The problem ▸
Repeat exactly each line of the data provided below.

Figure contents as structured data
------------------------------

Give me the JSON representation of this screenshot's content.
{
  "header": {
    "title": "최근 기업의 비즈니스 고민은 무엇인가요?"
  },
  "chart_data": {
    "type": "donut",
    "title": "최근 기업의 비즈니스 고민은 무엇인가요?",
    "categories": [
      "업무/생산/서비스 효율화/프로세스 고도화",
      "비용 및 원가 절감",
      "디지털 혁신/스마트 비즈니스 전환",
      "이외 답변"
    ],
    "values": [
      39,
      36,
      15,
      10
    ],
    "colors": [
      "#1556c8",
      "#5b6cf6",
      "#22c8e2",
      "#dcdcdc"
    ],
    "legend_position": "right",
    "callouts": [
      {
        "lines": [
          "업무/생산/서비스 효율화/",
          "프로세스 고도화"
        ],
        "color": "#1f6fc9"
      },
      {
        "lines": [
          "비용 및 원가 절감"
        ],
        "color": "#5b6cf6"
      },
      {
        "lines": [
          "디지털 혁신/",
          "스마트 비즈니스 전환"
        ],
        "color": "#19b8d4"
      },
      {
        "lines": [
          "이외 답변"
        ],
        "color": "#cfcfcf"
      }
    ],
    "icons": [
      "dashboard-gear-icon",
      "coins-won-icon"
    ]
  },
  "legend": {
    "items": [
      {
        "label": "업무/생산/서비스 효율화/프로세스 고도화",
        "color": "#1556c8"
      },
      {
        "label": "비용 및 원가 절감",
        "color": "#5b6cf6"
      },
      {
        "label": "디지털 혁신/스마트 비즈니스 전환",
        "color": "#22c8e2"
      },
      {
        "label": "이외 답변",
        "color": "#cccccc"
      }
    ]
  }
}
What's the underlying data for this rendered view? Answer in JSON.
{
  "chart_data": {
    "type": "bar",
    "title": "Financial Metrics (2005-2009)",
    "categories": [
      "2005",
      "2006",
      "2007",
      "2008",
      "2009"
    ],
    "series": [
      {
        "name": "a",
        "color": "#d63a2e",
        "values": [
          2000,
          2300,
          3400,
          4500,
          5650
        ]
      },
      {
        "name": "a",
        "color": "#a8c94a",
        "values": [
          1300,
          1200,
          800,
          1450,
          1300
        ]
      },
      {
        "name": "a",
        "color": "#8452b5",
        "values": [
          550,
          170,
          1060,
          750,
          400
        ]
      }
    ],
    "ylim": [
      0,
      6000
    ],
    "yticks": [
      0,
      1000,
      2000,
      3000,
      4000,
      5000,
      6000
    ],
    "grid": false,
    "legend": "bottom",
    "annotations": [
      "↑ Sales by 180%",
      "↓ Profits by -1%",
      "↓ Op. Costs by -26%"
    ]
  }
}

------------------------------

Solution to the problem ▸
Give me the JSON representation of this screenshot's content.
{
  "header": {
    "title": "최근 기업의 비즈니스 고민은 무엇인가요?"
  },
  "chart_data": {
    "type": "donut",
    "title": "최근 기업의 비즈니스 고민은 무엇인가요?",
    "categories": [
      "업무/생산/서비스 효율화/프로세스 고도화",
      "비용 및 원가 절감",
      "디지털 혁신/스마트 비즈니스 전환",
      "이외 답변"
    ],
    "values": [
      39,
      36,
      15,
      10
    ],
    "colors": [
      "#1556c8",
      "#5b6cf6",
      "#22c8e2",
      "#dcdcdc"
    ],
    "legend_position": "right",
    "callouts": [
      {
        "lines": [
          "업무/생산/서비스 효율화/",
          "프로세스 고도화"
        ],
        "color": "#1f6fc9"
      },
      {
        "lines": [
          "비용 및 원가 절감"
        ],
        "color": "#5b6cf6"
      },
      {
        "lines": [
          "디지털 혁신/",
          "스마트 비즈니스 전환"
        ],
        "color": "#19b8d4"
      },
      {
        "lines": [
          "이외 답변"
        ],
        "color": "#cfcfcf"
      }
    ],
    "icons": [
      "dashboard-gear-icon",
      "coins-won-icon"
    ]
  },
  "legend": {
    "items": [
      {
        "label": "업무/생산/서비스 효율화/프로세스 고도화",
        "color": "#1556c8"
      },
      {
        "label": "비용 및 원가 절감",
        "color": "#5b6cf6"
      },
      {
        "label": "디지털 혁신/스마트 비즈니스 전환",
        "color": "#22c8e2"
      },
      {
        "label": "이외 답변",
        "color": "#cccccc"
      }
    ]
  }
}
What's the underlying data for this rendered view? Answer in JSON.
{
  "chart_data": {
    "type": "bar",
    "title": "Financial Metrics (2005-2009)",
    "categories": [
      "2005",
      "2006",
      "2007",
      "2008",
      "2009"
    ],
    "series": [
      {
        "name": "a",
        "color": "#d63a2e",
        "values": [
          2000,
          2300,
          3400,
          4500,
          5650
        ]
      },
      {
        "name": "a",
        "color": "#a8c94a",
        "values": [
          1300,
          1200,
          800,
          1450,
          1300
        ]
      },
      {
        "name": "a",
        "color": "#8452b5",
        "values": [
          550,
          170,
          1060,
          750,
          400
        ]
      }
    ],
    "ylim": [
      0,
      6000
    ],
    "yticks": [
      0,
      1000,
      2000,
      3000,
      4000,
      5000,
      6000
    ],
    "grid": false,
    "legend": "bottom",
    "annotations": [
      "↑ Sales by 180%",
      "↓ Profits by -1%",
      "↓ Op. Costs by -26%"
    ]
  }
}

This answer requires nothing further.